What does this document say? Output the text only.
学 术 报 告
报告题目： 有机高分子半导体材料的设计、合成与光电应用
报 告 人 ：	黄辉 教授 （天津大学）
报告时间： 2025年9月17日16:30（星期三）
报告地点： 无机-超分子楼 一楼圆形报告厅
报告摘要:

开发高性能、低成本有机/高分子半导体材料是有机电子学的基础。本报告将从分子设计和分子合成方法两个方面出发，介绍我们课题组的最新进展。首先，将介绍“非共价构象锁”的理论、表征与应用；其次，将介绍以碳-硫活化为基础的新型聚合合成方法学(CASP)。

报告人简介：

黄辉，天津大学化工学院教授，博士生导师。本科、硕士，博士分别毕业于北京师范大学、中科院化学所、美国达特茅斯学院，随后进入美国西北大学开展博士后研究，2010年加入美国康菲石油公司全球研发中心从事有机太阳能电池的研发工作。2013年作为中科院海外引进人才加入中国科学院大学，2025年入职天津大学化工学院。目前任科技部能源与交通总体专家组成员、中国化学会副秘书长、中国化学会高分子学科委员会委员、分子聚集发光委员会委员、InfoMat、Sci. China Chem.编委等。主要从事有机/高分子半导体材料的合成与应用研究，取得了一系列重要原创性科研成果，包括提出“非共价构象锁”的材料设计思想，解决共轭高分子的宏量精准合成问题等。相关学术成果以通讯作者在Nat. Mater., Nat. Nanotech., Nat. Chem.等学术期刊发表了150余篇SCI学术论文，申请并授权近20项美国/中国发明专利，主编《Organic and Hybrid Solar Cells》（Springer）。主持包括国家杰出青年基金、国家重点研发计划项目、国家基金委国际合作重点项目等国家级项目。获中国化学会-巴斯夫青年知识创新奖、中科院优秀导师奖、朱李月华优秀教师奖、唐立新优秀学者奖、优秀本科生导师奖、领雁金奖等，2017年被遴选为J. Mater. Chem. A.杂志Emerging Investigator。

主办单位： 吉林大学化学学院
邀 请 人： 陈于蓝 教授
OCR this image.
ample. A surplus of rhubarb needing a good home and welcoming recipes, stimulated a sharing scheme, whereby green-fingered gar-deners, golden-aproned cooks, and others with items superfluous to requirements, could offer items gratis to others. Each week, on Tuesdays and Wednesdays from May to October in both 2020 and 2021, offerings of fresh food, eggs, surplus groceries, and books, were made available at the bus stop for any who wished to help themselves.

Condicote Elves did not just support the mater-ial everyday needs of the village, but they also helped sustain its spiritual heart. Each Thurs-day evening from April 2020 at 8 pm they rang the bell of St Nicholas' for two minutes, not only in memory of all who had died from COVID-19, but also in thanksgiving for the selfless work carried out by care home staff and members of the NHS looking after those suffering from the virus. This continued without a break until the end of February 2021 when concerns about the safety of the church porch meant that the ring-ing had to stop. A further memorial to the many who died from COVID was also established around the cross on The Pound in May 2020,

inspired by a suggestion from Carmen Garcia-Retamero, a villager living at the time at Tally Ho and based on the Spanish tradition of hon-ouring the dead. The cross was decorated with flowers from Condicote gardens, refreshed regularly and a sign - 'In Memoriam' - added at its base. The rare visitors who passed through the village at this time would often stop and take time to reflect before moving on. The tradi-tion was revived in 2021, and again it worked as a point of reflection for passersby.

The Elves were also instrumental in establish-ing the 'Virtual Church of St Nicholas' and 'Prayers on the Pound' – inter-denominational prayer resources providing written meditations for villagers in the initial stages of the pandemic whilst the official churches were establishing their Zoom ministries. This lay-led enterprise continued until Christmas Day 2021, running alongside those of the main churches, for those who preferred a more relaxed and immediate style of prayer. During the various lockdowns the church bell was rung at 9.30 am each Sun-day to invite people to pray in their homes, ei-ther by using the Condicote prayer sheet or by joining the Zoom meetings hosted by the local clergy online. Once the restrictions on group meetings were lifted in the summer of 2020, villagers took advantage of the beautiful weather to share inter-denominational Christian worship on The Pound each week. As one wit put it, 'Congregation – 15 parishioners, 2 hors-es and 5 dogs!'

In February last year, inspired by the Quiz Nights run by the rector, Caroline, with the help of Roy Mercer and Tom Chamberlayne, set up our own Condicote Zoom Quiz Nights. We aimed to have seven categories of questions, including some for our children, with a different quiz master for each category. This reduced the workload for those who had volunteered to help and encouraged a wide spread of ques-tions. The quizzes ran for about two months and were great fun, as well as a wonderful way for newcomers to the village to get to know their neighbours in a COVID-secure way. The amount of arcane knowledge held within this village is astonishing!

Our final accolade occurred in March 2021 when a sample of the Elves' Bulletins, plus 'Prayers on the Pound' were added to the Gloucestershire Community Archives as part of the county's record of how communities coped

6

◆ Exercise directions:
Write the data out once more. Keep every word the same.

◆ Exercise answer:
What does this document say? Output the text only.
学 术 报 告
报告题目： 有机高分子半导体材料的设计、合成与光电应用
报 告 人 ：	黄辉 教授 （天津大学）
报告时间： 2025年9月17日16:30（星期三）
报告地点： 无机-超分子楼 一楼圆形报告厅
报告摘要:

开发高性能、低成本有机/高分子半导体材料是有机电子学的基础。本报告将从分子设计和分子合成方法两个方面出发，介绍我们课题组的最新进展。首先，将介绍“非共价构象锁”的理论、表征与应用；其次，将介绍以碳-硫活化为基础的新型聚合合成方法学(CASP)。

报告人简介：

黄辉，天津大学化工学院教授，博士生导师。本科、硕士，博士分别毕业于北京师范大学、中科院化学所、美国达特茅斯学院，随后进入美国西北大学开展博士后研究，2010年加入美国康菲石油公司全球研发中心从事有机太阳能电池的研发工作。2013年作为中科院海外引进人才加入中国科学院大学，2025年入职天津大学化工学院。目前任科技部能源与交通总体专家组成员、中国化学会副秘书长、中国化学会高分子学科委员会委员、分子聚集发光委员会委员、InfoMat、Sci. China Chem.编委等。主要从事有机/高分子半导体材料的合成与应用研究，取得了一系列重要原创性科研成果，包括提出“非共价构象锁”的材料设计思想，解决共轭高分子的宏量精准合成问题等。相关学术成果以通讯作者在Nat. Mater., Nat. Nanotech., Nat. Chem.等学术期刊发表了150余篇SCI学术论文，申请并授权近20项美国/中国发明专利，主编《Organic and Hybrid Solar Cells》（Springer）。主持包括国家杰出青年基金、国家重点研发计划项目、国家基金委国际合作重点项目等国家级项目。获中国化学会-巴斯夫青年知识创新奖、中科院优秀导师奖、朱李月华优秀教师奖、唐立新优秀学者奖、优秀本科生导师奖、领雁金奖等，2017年被遴选为J. Mater. Chem. A.杂志Emerging Investigator。

主办单位： 吉林大学化学学院
邀 请 人： 陈于蓝 教授
OCR this image.
ample. A surplus of rhubarb needing a good home and welcoming recipes, stimulated a sharing scheme, whereby green-fingered gar-deners, golden-aproned cooks, and others with items superfluous to requirements, could offer items gratis to others. Each week, on Tuesdays and Wednesdays from May to October in both 2020 and 2021, offerings of fresh food, eggs, surplus groceries, and books, were made available at the bus stop for any who wished to help themselves.

Condicote Elves did not just support the mater-ial everyday needs of the village, but they also helped sustain its spiritual heart. Each Thurs-day evening from April 2020 at 8 pm they rang the bell of St Nicholas' for two minutes, not only in memory of all who had died from COVID-19, but also in thanksgiving for the selfless work carried out by care home staff and members of the NHS looking after those suffering from the virus. This continued without a break until the end of February 2021 when concerns about the safety of the church porch meant that the ring-ing had to stop. A further memorial to the many who died from COVID was also established around the cross on The Pound in May 2020,

inspired by a suggestion from Carmen Garcia-Retamero, a villager living at the time at Tally Ho and based on the Spanish tradition of hon-ouring the dead. The cross was decorated with flowers from Condicote gardens, refreshed regularly and a sign - 'In Memoriam' - added at its base. The rare visitors who passed through the village at this time would often stop and take time to reflect before moving on. The tradi-tion was revived in 2021, and again it worked as a point of reflection for passersby.

The Elves were also instrumental in establish-ing the 'Virtual Church of St Nicholas' and 'Prayers on the Pound' – inter-denominational prayer resources providing written meditations for villagers in the initial stages of the pandemic whilst the official churches were establishing their Zoom ministries. This lay-led enterprise continued until Christmas Day 2021, running alongside those of the main churches, for those who preferred a more relaxed and immediate style of prayer. During the various lockdowns the church bell was rung at 9.30 am each Sun-day to invite people to pray in their homes, ei-ther by using the Condicote prayer sheet or by joining the Zoom meetings hosted by the local clergy online. Once the restrictions on group meetings were lifted in the summer of 2020, villagers took advantage of the beautiful weather to share inter-denominational Christian worship on The Pound each week. As one wit put it, 'Congregation – 15 parishioners, 2 hors-es and 5 dogs!'

In February last year, inspired by the Quiz Nights run by the rector, Caroline, with the help of Roy Mercer and Tom Chamberlayne, set up our own Condicote Zoom Quiz Nights. We aimed to have seven categories of questions, including some for our children, with a different quiz master for each category. This reduced the workload for those who had volunteered to help and encouraged a wide spread of ques-tions. The quizzes ran for about two months and were great fun, as well as a wonderful way for newcomers to the village to get to know their neighbours in a COVID-secure way. The amount of arcane knowledge held within this village is astonishing!

Our final accolade occurred in March 2021 when a sample of the Elves' Bulletins, plus 'Prayers on the Pound' were added to the Gloucestershire Community Archives as part of the county's record of how communities coped

6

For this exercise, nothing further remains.